Images must not appear in your copy; reproduce every other part of the records exactly.
start Data records
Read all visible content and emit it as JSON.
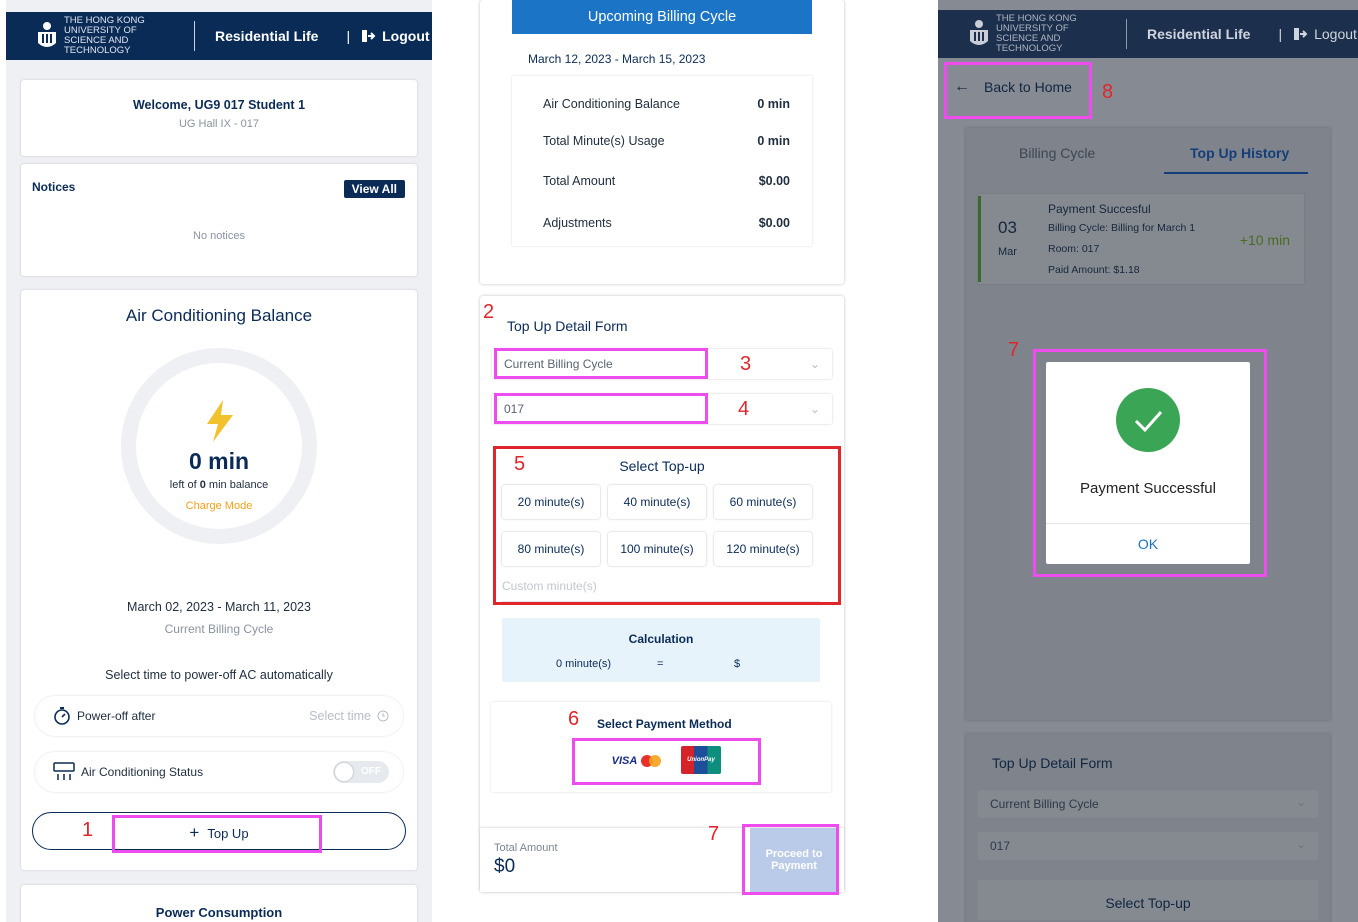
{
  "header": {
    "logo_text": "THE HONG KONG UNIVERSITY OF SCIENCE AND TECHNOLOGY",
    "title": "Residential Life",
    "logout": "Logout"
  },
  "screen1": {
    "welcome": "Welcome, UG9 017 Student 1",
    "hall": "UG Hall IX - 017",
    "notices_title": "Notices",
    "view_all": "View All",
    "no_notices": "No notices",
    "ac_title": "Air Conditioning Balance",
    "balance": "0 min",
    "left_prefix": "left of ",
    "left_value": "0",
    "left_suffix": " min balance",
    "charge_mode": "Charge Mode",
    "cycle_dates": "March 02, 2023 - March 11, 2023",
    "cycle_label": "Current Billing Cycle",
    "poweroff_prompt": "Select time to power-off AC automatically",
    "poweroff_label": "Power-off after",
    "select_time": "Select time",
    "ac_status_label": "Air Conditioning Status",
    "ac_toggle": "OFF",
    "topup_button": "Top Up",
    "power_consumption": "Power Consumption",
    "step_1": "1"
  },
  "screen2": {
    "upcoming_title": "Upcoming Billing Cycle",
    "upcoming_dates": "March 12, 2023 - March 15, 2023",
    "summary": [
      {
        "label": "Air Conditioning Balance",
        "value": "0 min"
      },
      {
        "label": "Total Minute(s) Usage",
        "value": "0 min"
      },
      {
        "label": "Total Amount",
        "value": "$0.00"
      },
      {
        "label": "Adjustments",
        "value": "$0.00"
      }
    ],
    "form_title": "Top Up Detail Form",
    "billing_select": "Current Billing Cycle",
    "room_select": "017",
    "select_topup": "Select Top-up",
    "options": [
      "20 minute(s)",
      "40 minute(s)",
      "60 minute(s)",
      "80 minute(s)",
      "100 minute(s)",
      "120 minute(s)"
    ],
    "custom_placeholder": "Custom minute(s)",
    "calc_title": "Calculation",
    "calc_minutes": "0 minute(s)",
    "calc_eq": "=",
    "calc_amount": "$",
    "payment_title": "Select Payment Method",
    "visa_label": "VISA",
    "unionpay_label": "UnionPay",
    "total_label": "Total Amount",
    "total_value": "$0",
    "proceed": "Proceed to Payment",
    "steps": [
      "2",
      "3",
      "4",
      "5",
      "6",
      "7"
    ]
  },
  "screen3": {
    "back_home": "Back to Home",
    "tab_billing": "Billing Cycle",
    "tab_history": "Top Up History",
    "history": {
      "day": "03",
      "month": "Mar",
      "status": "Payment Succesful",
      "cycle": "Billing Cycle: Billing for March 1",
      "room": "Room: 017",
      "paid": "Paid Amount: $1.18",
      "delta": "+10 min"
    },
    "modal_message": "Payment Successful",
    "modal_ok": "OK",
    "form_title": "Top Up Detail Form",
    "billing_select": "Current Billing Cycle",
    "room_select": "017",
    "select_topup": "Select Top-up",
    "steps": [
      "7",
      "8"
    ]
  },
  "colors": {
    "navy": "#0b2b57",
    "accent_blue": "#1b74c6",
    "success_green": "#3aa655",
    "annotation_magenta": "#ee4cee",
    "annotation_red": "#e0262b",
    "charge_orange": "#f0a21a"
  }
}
end Data records
## Response:
Read all visible content and emit it as JSON.
{
  "header": {
    "logo_text": "THE HONG KONG UNIVERSITY OF SCIENCE AND TECHNOLOGY",
    "title": "Residential Life",
    "logout": "Logout"
  },
  "screen1": {
    "welcome": "Welcome, UG9 017 Student 1",
    "hall": "UG Hall IX - 017",
    "notices_title": "Notices",
    "view_all": "View All",
    "no_notices": "No notices",
    "ac_title": "Air Conditioning Balance",
    "balance": "0 min",
    "left_prefix": "left of ",
    "left_value": "0",
    "left_suffix": " min balance",
    "charge_mode": "Charge Mode",
    "cycle_dates": "March 02, 2023 - March 11, 2023",
    "cycle_label": "Current Billing Cycle",
    "poweroff_prompt": "Select time to power-off AC automatically",
    "poweroff_label": "Power-off after",
    "select_time": "Select time",
    "ac_status_label": "Air Conditioning Status",
    "ac_toggle": "OFF",
    "topup_button": "Top Up",
    "power_consumption": "Power Consumption",
    "step_1": "1"
  },
  "screen2": {
    "upcoming_title": "Upcoming Billing Cycle",
    "upcoming_dates": "March 12, 2023 - March 15, 2023",
    "summary": [
      {
        "label": "Air Conditioning Balance",
        "value": "0 min"
      },
      {
        "label": "Total Minute(s) Usage",
        "value": "0 min"
      },
      {
        "label": "Total Amount",
        "value": "$0.00"
      },
      {
        "label": "Adjustments",
        "value": "$0.00"
      }
    ],
    "form_title": "Top Up Detail Form",
    "billing_select": "Current Billing Cycle",
    "room_select": "017",
    "select_topup": "Select Top-up",
    "options": [
      "20 minute(s)",
      "40 minute(s)",
      "60 minute(s)",
      "80 minute(s)",
      "100 minute(s)",
      "120 minute(s)"
    ],
    "custom_placeholder": "Custom minute(s)",
    "calc_title": "Calculation",
    "calc_minutes": "0 minute(s)",
    "calc_eq": "=",
    "calc_amount": "$",
    "payment_title": "Select Payment Method",
    "visa_label": "VISA",
    "unionpay_label": "UnionPay",
    "total_label": "Total Amount",
    "total_value": "$0",
    "proceed": "Proceed to Payment",
    "steps": [
      "2",
      "3",
      "4",
      "5",
      "6",
      "7"
    ]
  },
  "screen3": {
    "back_home": "Back to Home",
    "tab_billing": "Billing Cycle",
    "tab_history": "Top Up History",
    "history": {
      "day": "03",
      "month": "Mar",
      "status": "Payment Succesful",
      "cycle": "Billing Cycle: Billing for March 1",
      "room": "Room: 017",
      "paid": "Paid Amount: $1.18",
      "delta": "+10 min"
    },
    "modal_message": "Payment Successful",
    "modal_ok": "OK",
    "form_title": "Top Up Detail Form",
    "billing_select": "Current Billing Cycle",
    "room_select": "017",
    "select_topup": "Select Top-up",
    "steps": [
      "7",
      "8"
    ]
  },
  "colors": {
    "navy": "#0b2b57",
    "accent_blue": "#1b74c6",
    "success_green": "#3aa655",
    "annotation_magenta": "#ee4cee",
    "annotation_red": "#e0262b",
    "charge_orange": "#f0a21a"
  }
}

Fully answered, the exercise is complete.